- _WHAT IS REQUIRED_
Leave out the pictures and copy everything else below exactly.

▬▬▬▬▬▬▬▬▬▬

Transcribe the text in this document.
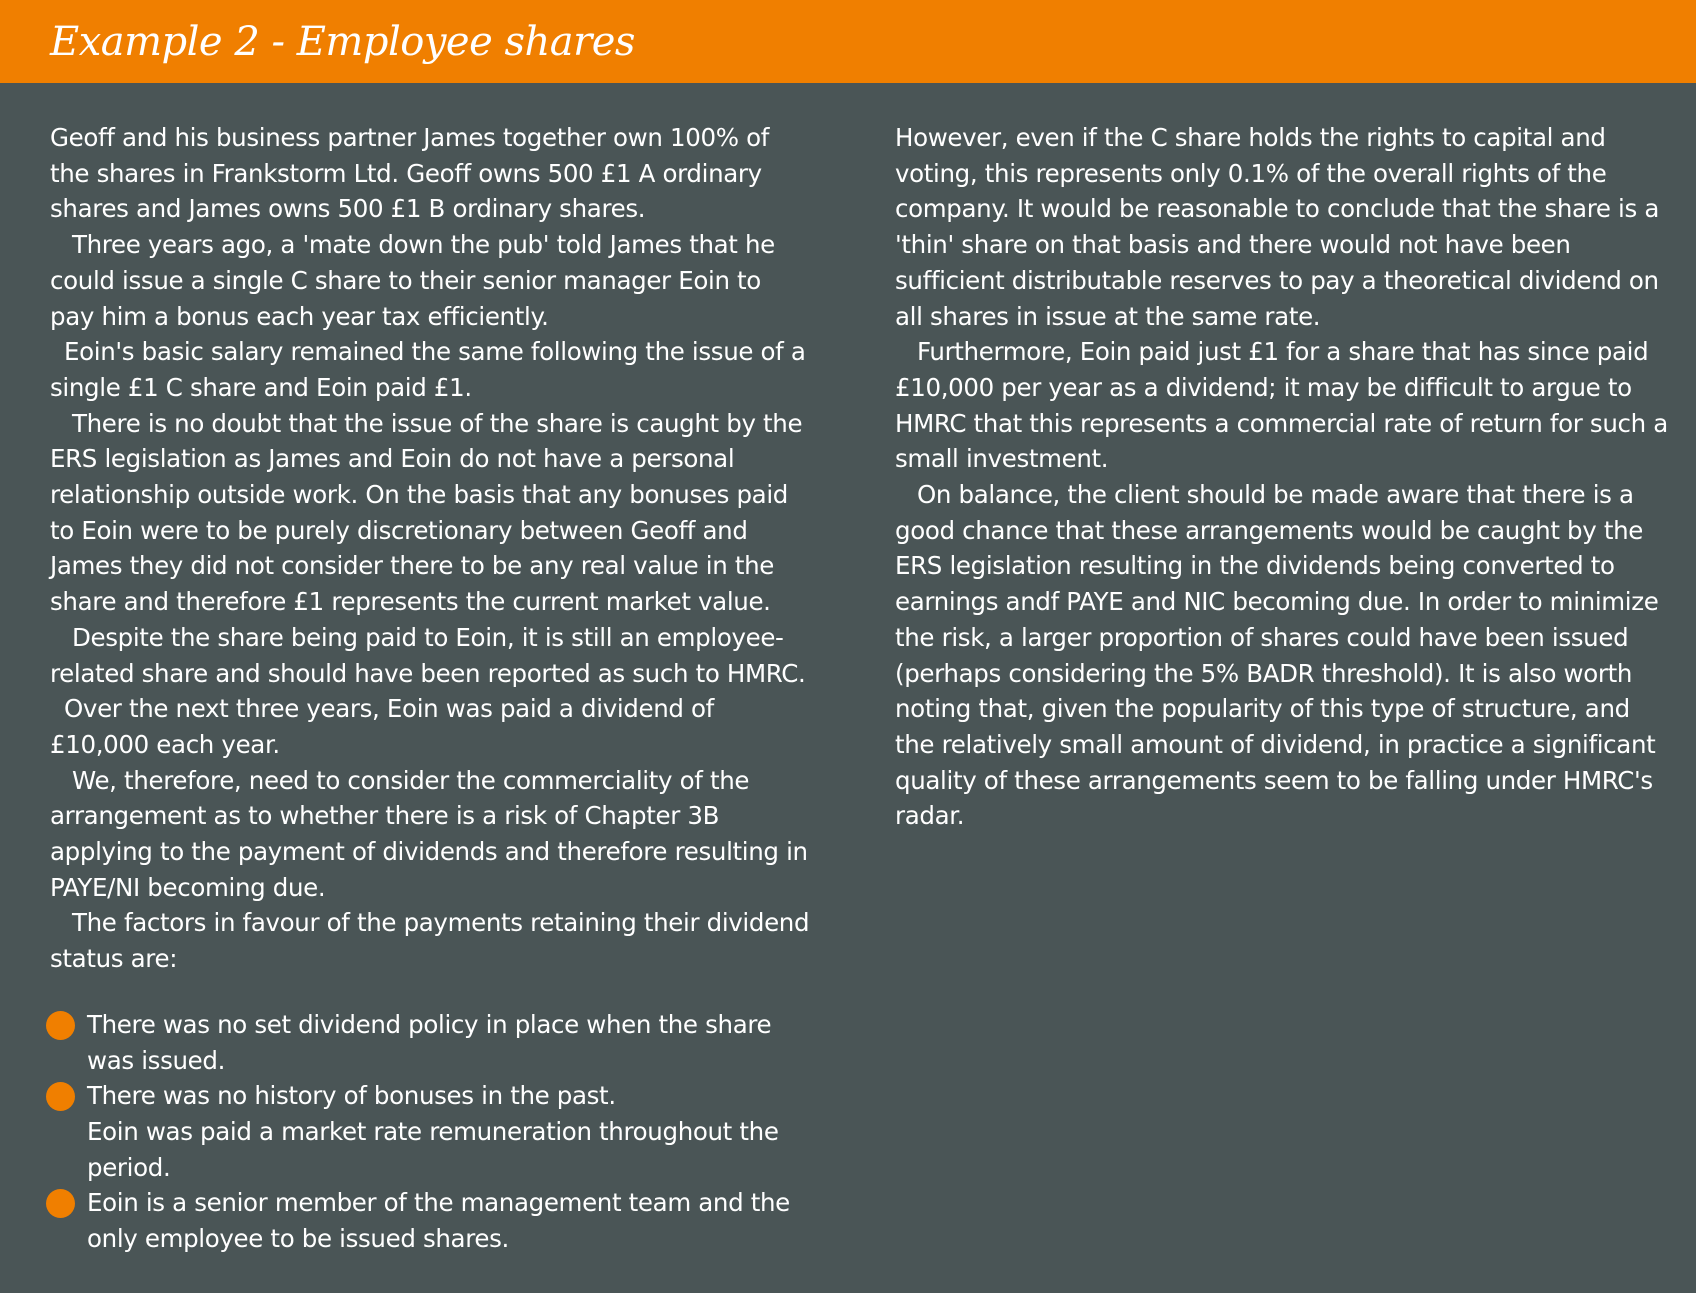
Example 2 - Employee shares

Geoff and his business partner James together own 100% of the shares in Frankstorm Ltd. Geoff owns 500 £1 A ordinary shares and James owns 500 £1 B ordinary shares.

Three years ago, a 'mate down the pub' told James that he could issue a single C share to their senior manager Eoin to pay him a bonus each year tax efficiently.

Eoin's basic salary remained the same following the issue of a single £1 C share and Eoin paid £1.

There is no doubt that the issue of the share is caught by the ERS legislation as James and Eoin do not have a personal relationship outside work. On the basis that any bonuses paid to Eoin were to be purely discretionary between Geoff and James they did not consider there to be any real value in the share and therefore £1 represents the current market value.

Despite the share being paid to Eoin, it is still an employee-related share and should have been reported as such to HMRC.

Over the next three years, Eoin was paid a dividend of £10,000 each year.

We, therefore, need to consider the commerciality of the arrangement as to whether there is a risk of Chapter 3B applying to the payment of dividends and therefore resulting in PAYE/NI becoming due.

The factors in favour of the payments retaining their dividend status are:

There was no set dividend policy in place when the share was issued.
There was no history of bonuses in the past.
Eoin was paid a market rate remuneration throughout the period.
Eoin is a senior member of the management team and the only employee to be issued shares.

However, even if the C share holds the rights to capital and voting, this represents only 0.1% of the overall rights of the company. It would be reasonable to conclude that the share is a 'thin' share on that basis and there would not have been sufficient distributable reserves to pay a theoretical dividend on all shares in issue at the same rate.

Furthermore, Eoin paid just £1 for a share that has since paid £10,000 per year as a dividend; it may be difficult to argue to HMRC that this represents a commercial rate of return for such a small investment.

On balance, the client should be made aware that there is a good chance that these arrangements would be caught by the ERS legislation resulting in the dividends being converted to earnings andf PAYE and NIC becoming due. In order to minimize the risk, a larger proportion of shares could have been issued (perhaps considering the 5% BADR threshold). It is also worth noting that, given the popularity of this type of structure, and the relatively small amount of dividend, in practice a significant quality of these arrangements seem to be falling under HMRC's radar.
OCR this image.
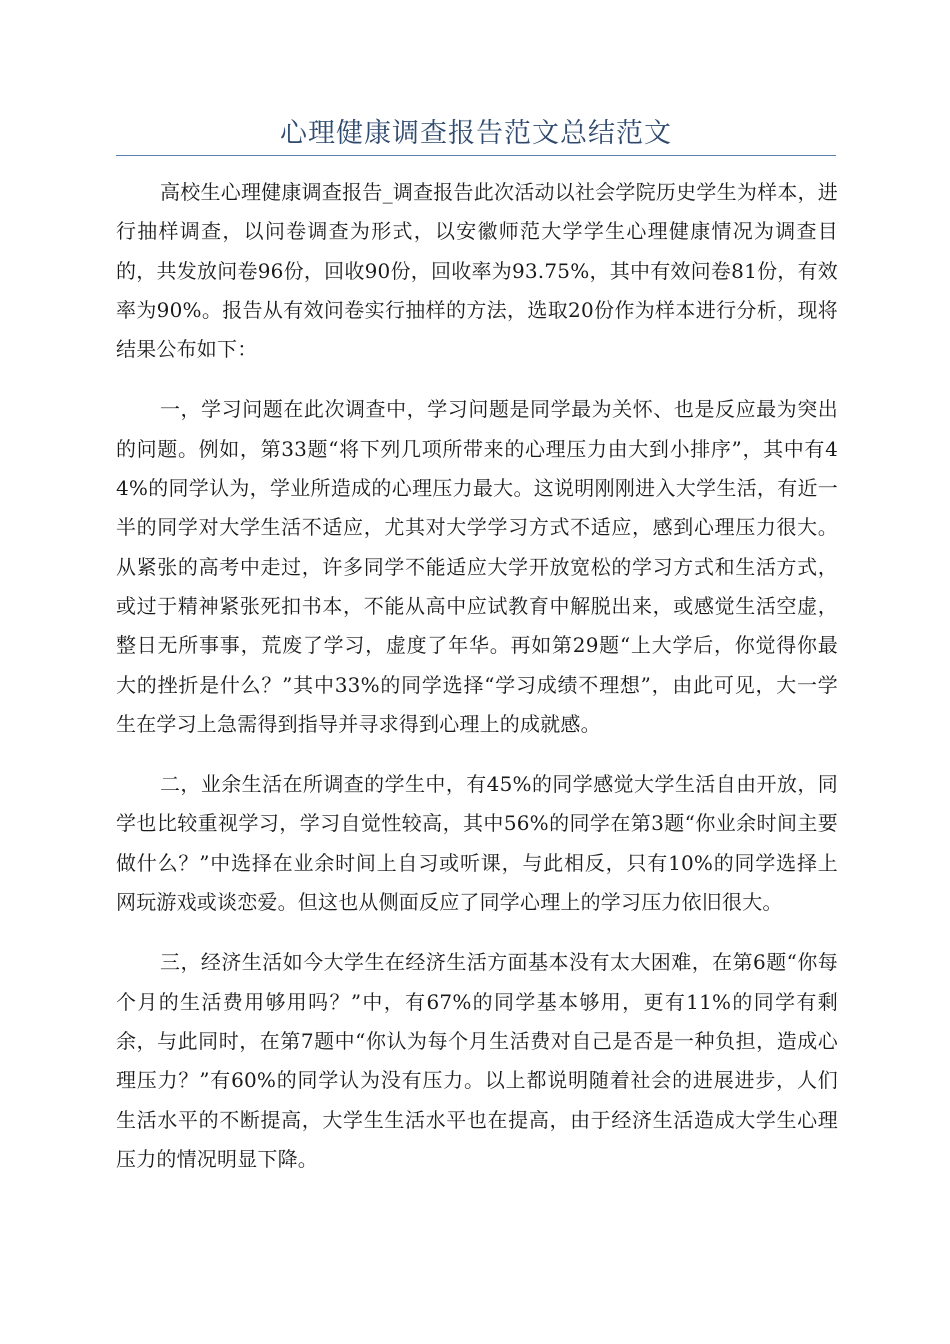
心理健康调查报告范文总结范文

高校生心理健康调查报告_调查报告此次活动以社会学院历史学生为样本，进行抽样调查，以问卷调查为形式，以安徽师范大学学生心理健康情况为调查目的，共发放问卷96份，回收90份，回收率为93.75%，其中有效问卷81份，有效率为90%。报告从有效问卷实行抽样的方法，选取20份作为样本进行分析，现将结果公布如下：

一，学习问题在此次调查中，学习问题是同学最为关怀、也是反应最为突出的问题。例如，第33题“将下列几项所带来的心理压力由大到小排序”，其中有44%的同学认为，学业所造成的心理压力最大。这说明刚刚进入大学生活，有近一半的同学对大学生活不适应，尤其对大学学习方式不适应，感到心理压力很大。从紧张的高考中走过，许多同学不能适应大学开放宽松的学习方式和生活方式，或过于精神紧张死扣书本，不能从高中应试教育中解脱出来，或感觉生活空虚，整日无所事事，荒废了学习，虚度了年华。再如第29题“上大学后，你觉得你最大的挫折是什么？”其中33%的同学选择“学习成绩不理想”，由此可见，大一学生在学习上急需得到指导并寻求得到心理上的成就感。

二，业余生活在所调查的学生中，有45%的同学感觉大学生活自由开放，同学也比较重视学习，学习自觉性较高，其中56%的同学在第3题“你业余时间主要做什么？”中选择在业余时间上自习或听课，与此相反，只有10%的同学选择上网玩游戏或谈恋爱。但这也从侧面反应了同学心理上的学习压力依旧很大。

三，经济生活如今大学生在经济生活方面基本没有太大困难，在第6题“你每个月的生活费用够用吗？”中，有67%的同学基本够用，更有11%的同学有剩余，与此同时，在第7题中“你认为每个月生活费对自己是否是一种负担，造成心理压力？”有60%的同学认为没有压力。以上都说明随着社会的进展进步，人们生活水平的不断提高，大学生生活水平也在提高，由于经济生活造成大学生心理压力的情况明显下降。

▬▬▬▬▬▬▬▬▬▬

- _IN RESPONSE_
Transcribe the text in this document.
Example 2 - Employee shares

Geoff and his business partner James together own 100% of the shares in Frankstorm Ltd. Geoff owns 500 £1 A ordinary shares and James owns 500 £1 B ordinary shares.

Three years ago, a 'mate down the pub' told James that he could issue a single C share to their senior manager Eoin to pay him a bonus each year tax efficiently.

Eoin's basic salary remained the same following the issue of a single £1 C share and Eoin paid £1.

There is no doubt that the issue of the share is caught by the ERS legislation as James and Eoin do not have a personal relationship outside work. On the basis that any bonuses paid to Eoin were to be purely discretionary between Geoff and James they did not consider there to be any real value in the share and therefore £1 represents the current market value.

Despite the share being paid to Eoin, it is still an employee-related share and should have been reported as such to HMRC.

Over the next three years, Eoin was paid a dividend of £10,000 each year.

We, therefore, need to consider the commerciality of the arrangement as to whether there is a risk of Chapter 3B applying to the payment of dividends and therefore resulting in PAYE/NI becoming due.

The factors in favour of the payments retaining their dividend status are:

There was no set dividend policy in place when the share was issued.
There was no history of bonuses in the past.
Eoin was paid a market rate remuneration throughout the period.
Eoin is a senior member of the management team and the only employee to be issued shares.

However, even if the C share holds the rights to capital and voting, this represents only 0.1% of the overall rights of the company. It would be reasonable to conclude that the share is a 'thin' share on that basis and there would not have been sufficient distributable reserves to pay a theoretical dividend on all shares in issue at the same rate.

Furthermore, Eoin paid just £1 for a share that has since paid £10,000 per year as a dividend; it may be difficult to argue to HMRC that this represents a commercial rate of return for such a small investment.

On balance, the client should be made aware that there is a good chance that these arrangements would be caught by the ERS legislation resulting in the dividends being converted to earnings andf PAYE and NIC becoming due. In order to minimize the risk, a larger proportion of shares could have been issued (perhaps considering the 5% BADR threshold). It is also worth noting that, given the popularity of this type of structure, and the relatively small amount of dividend, in practice a significant quality of these arrangements seem to be falling under HMRC's radar.
OCR this image.
心理健康调查报告范文总结范文

高校生心理健康调查报告_调查报告此次活动以社会学院历史学生为样本，进行抽样调查，以问卷调查为形式，以安徽师范大学学生心理健康情况为调查目的，共发放问卷96份，回收90份，回收率为93.75%，其中有效问卷81份，有效率为90%。报告从有效问卷实行抽样的方法，选取20份作为样本进行分析，现将结果公布如下：

一，学习问题在此次调查中，学习问题是同学最为关怀、也是反应最为突出的问题。例如，第33题“将下列几项所带来的心理压力由大到小排序”，其中有44%的同学认为，学业所造成的心理压力最大。这说明刚刚进入大学生活，有近一半的同学对大学生活不适应，尤其对大学学习方式不适应，感到心理压力很大。从紧张的高考中走过，许多同学不能适应大学开放宽松的学习方式和生活方式，或过于精神紧张死扣书本，不能从高中应试教育中解脱出来，或感觉生活空虚，整日无所事事，荒废了学习，虚度了年华。再如第29题“上大学后，你觉得你最大的挫折是什么？”其中33%的同学选择“学习成绩不理想”，由此可见，大一学生在学习上急需得到指导并寻求得到心理上的成就感。

二，业余生活在所调查的学生中，有45%的同学感觉大学生活自由开放，同学也比较重视学习，学习自觉性较高，其中56%的同学在第3题“你业余时间主要做什么？”中选择在业余时间上自习或听课，与此相反，只有10%的同学选择上网玩游戏或谈恋爱。但这也从侧面反应了同学心理上的学习压力依旧很大。

三，经济生活如今大学生在经济生活方面基本没有太大困难，在第6题“你每个月的生活费用够用吗？”中，有67%的同学基本够用，更有11%的同学有剩余，与此同时，在第7题中“你认为每个月生活费对自己是否是一种负担，造成心理压力？”有60%的同学认为没有压力。以上都说明随着社会的进展进步，人们生活水平的不断提高，大学生生活水平也在提高，由于经济生活造成大学生心理压力的情况明显下降。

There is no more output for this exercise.